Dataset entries
━━━━━━━━

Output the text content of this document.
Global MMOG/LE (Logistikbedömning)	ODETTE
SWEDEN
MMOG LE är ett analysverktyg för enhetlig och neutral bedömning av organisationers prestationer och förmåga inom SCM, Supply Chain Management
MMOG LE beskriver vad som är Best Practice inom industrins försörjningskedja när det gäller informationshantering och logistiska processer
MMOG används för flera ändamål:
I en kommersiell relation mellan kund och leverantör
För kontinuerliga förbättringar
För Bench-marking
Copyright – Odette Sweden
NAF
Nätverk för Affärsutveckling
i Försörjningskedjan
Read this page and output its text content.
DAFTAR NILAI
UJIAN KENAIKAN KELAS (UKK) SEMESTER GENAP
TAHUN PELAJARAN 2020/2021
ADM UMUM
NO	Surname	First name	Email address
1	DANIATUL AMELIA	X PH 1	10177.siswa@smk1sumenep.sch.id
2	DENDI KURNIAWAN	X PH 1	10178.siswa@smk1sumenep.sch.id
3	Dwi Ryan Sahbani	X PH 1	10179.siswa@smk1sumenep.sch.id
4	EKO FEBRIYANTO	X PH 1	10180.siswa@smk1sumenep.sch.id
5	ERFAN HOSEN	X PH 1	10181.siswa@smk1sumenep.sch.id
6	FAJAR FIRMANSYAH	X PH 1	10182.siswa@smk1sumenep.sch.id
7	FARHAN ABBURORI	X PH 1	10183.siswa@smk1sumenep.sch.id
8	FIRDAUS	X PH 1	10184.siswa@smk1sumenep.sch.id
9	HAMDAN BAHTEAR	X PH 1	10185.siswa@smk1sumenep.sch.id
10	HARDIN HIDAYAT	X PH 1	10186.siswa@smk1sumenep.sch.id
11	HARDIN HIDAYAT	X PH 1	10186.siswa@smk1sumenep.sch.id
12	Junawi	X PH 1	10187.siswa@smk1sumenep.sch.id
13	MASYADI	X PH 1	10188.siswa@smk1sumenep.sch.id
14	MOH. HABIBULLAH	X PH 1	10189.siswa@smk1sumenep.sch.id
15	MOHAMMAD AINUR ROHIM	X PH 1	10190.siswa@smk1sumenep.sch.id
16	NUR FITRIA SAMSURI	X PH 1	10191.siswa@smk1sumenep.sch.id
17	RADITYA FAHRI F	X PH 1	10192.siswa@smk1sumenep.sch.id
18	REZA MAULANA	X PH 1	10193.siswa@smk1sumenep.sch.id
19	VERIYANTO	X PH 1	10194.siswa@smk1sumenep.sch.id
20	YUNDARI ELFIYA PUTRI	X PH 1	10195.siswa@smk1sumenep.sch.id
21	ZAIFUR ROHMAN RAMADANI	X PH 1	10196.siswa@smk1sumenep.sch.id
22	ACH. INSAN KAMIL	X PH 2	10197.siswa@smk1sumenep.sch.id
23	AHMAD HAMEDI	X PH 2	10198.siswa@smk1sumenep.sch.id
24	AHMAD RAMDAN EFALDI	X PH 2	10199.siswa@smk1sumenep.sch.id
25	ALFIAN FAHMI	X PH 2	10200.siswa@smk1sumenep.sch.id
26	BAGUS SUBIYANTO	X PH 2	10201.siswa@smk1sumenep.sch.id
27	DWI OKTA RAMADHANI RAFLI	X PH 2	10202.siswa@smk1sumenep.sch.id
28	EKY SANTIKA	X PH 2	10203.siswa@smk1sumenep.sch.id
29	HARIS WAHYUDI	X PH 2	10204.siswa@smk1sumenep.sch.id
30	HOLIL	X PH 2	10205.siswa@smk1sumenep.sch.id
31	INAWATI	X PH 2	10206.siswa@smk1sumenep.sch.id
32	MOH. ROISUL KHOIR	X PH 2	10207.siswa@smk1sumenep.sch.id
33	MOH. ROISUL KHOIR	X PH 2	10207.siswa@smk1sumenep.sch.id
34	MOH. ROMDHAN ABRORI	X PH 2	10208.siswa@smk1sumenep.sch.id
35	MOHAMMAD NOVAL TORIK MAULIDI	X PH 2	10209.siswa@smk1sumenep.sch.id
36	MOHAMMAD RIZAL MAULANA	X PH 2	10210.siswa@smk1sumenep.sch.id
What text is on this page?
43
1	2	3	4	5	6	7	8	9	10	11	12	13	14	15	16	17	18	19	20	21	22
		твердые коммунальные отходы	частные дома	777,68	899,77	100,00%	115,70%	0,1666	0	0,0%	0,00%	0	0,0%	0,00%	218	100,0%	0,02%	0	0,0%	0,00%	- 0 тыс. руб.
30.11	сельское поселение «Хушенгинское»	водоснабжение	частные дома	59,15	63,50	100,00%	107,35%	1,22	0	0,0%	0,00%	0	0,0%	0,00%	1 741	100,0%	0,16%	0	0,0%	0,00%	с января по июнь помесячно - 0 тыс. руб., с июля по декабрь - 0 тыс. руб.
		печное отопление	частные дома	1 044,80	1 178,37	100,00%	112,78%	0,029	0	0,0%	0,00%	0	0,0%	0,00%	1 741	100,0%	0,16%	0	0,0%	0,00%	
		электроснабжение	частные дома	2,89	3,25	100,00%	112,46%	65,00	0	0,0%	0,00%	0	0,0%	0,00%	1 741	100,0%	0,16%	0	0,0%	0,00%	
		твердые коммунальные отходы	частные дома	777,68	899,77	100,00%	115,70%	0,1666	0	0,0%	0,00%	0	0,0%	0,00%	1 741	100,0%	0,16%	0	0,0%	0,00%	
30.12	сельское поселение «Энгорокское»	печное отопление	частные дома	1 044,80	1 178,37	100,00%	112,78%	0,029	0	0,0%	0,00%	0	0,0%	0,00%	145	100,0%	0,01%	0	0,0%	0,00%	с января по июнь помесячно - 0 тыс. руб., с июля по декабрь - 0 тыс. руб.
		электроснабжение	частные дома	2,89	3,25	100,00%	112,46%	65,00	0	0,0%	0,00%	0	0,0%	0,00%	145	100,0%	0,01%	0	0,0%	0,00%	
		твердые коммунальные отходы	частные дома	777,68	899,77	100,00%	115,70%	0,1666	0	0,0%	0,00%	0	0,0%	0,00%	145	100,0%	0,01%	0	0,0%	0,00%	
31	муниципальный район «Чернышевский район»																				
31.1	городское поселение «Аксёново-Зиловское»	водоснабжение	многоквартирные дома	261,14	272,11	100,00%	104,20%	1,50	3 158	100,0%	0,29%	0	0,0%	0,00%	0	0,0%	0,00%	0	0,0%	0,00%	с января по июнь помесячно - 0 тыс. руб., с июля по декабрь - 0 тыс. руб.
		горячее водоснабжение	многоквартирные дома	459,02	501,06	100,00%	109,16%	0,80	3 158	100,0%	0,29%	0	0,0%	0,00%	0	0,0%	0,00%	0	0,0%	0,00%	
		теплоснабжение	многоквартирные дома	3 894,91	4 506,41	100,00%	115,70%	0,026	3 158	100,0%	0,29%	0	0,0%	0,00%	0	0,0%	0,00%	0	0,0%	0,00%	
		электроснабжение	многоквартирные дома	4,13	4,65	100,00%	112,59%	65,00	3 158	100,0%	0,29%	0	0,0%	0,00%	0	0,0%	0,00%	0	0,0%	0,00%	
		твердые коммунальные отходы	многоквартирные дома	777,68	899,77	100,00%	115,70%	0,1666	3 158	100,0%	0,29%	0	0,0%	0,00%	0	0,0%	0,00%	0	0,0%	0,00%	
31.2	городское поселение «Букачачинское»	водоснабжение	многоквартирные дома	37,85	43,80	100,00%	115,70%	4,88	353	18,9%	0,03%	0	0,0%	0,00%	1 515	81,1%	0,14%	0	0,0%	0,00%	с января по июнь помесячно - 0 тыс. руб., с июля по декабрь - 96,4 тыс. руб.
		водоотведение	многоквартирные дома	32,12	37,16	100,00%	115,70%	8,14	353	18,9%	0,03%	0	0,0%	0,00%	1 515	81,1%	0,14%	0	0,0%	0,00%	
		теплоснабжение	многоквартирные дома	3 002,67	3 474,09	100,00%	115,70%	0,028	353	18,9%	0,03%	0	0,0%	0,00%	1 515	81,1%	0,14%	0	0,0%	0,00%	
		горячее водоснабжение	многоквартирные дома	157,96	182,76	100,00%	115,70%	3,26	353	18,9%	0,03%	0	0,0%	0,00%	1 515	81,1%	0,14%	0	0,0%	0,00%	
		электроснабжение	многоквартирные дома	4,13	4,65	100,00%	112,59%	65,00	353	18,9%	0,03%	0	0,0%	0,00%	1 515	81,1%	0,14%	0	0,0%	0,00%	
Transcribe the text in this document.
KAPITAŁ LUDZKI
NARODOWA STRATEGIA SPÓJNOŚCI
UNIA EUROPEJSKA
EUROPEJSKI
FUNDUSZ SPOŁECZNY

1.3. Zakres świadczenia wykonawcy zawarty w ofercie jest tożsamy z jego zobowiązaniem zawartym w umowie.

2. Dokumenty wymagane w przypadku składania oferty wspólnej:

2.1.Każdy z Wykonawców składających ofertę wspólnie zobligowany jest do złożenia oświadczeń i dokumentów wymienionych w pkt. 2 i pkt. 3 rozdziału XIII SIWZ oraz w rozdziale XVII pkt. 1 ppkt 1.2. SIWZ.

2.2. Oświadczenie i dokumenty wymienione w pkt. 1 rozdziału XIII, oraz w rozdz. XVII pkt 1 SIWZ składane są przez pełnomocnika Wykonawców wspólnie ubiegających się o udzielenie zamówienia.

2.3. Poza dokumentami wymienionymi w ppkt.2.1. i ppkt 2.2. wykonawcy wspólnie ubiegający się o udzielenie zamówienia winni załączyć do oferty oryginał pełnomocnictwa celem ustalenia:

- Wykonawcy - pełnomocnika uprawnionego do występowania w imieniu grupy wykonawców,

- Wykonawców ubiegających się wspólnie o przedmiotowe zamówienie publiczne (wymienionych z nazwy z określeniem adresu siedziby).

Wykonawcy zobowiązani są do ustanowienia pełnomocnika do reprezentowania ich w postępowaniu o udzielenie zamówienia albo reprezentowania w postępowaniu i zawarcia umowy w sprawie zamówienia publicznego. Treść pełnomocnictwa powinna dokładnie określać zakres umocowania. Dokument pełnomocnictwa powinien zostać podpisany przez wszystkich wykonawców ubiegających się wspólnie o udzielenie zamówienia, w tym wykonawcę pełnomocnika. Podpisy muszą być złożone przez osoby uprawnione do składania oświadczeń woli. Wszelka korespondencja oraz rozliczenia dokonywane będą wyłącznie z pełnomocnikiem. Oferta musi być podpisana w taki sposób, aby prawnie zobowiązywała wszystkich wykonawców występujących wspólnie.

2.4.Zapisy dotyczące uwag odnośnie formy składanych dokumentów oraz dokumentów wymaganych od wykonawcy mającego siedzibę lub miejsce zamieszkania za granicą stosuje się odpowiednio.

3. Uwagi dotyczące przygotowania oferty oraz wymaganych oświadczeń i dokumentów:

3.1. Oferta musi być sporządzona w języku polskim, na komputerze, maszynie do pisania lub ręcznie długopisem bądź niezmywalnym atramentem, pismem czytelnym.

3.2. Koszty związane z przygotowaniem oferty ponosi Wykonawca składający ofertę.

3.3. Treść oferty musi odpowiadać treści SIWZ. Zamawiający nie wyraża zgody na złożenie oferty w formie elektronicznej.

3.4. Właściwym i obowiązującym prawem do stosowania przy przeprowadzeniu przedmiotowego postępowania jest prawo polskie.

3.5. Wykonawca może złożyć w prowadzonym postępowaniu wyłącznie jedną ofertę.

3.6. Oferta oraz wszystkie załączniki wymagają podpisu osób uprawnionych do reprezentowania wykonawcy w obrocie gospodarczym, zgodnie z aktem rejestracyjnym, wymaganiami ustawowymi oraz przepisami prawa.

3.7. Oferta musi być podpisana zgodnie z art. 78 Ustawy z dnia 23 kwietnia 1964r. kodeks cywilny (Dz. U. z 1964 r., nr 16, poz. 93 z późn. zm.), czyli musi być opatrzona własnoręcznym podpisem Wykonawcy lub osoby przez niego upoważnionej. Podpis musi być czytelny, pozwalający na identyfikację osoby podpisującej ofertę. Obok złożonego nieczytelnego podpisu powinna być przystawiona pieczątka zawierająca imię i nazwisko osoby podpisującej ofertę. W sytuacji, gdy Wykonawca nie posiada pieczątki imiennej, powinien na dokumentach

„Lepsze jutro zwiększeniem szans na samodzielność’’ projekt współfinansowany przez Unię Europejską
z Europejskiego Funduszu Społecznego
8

━━━━━━━━

Extract all lines from the material above that include the word "oświadczeń".

2.1.Każdy z Wykonawców składających ofertę wspólnie zobligowany jest do złożenia oświadczeń i dokumentów wymienionych w pkt. 2 i pkt. 3 rozdziału XIII SIWZ oraz w rozdziale XVII pkt. 1 ppkt 1.2. SIWZ.
Wykonawcy zobowiązani są do ustanowienia pełnomocnika do reprezentowania ich w postępowaniu o udzielenie zamówienia albo reprezentowania w postępowaniu i zawarcia umowy w sprawie zamówienia publicznego. Treść pełnomocnictwa powinna dokładnie określać zakres umocowania. Dokument pełnomocnictwa powinien zostać podpisany przez wszystkich wykonawców ubiegających się wspólnie o udzielenie zamówienia, w tym wykonawcę pełnomocnika. Podpisy muszą być złożone przez osoby uprawnione do składania oświadczeń woli. Wszelka korespondencja oraz rozliczenia dokonywane będą wyłącznie z pełnomocnikiem. Oferta musi być podpisana w taki sposób, aby prawnie zobowiązywała wszystkich wykonawców występujących wspólnie.
3. Uwagi dotyczące przygotowania oferty oraz wymaganych oświadczeń i dokumentów:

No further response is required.